PROBLEM DETAILS: In the data, extract each line that holds the string "name".

SOURCE MATERIAL:
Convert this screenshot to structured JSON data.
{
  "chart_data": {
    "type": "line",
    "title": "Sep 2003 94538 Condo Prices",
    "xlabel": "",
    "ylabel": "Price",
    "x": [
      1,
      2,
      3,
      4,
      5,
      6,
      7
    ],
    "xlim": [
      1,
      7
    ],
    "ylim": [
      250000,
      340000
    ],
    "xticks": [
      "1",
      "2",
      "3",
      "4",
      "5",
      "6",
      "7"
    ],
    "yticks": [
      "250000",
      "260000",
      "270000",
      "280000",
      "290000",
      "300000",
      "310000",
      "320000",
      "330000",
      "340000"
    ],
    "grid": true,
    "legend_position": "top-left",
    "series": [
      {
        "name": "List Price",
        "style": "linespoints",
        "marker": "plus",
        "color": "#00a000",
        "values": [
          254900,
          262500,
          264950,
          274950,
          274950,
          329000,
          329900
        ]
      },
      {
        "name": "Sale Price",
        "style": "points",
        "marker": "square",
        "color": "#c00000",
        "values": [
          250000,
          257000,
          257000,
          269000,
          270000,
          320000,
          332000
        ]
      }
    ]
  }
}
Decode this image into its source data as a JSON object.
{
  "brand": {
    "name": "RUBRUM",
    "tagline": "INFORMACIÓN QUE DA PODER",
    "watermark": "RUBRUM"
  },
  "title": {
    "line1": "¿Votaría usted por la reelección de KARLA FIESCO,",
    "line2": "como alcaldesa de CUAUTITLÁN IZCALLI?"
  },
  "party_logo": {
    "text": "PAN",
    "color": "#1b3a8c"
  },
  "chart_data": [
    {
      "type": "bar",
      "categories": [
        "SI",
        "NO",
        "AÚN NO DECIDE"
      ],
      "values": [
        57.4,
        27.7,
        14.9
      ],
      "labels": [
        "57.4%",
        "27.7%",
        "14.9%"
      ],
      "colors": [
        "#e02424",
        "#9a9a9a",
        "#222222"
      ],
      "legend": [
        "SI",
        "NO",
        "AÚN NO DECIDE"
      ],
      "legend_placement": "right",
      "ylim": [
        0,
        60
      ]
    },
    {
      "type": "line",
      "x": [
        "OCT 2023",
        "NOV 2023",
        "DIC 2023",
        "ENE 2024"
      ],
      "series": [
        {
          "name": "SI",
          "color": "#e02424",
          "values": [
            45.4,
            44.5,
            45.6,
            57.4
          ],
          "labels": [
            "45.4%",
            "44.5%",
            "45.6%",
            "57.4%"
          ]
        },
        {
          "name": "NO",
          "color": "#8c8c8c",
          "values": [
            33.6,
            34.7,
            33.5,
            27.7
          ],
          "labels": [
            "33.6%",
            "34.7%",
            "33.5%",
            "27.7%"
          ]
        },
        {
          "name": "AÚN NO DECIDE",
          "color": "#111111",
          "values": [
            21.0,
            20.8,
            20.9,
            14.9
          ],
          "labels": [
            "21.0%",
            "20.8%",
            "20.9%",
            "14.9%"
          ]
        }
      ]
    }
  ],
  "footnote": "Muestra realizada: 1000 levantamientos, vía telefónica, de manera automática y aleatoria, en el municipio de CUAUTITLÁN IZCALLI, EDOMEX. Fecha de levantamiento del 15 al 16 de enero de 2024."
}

CORRECT OUTPUT:
        "name": "List Price",
        "name": "Sale Price",
    "name": "RUBRUM",
          "name": "SI",
          "name": "NO",
          "name": "AÚN NO DECIDE",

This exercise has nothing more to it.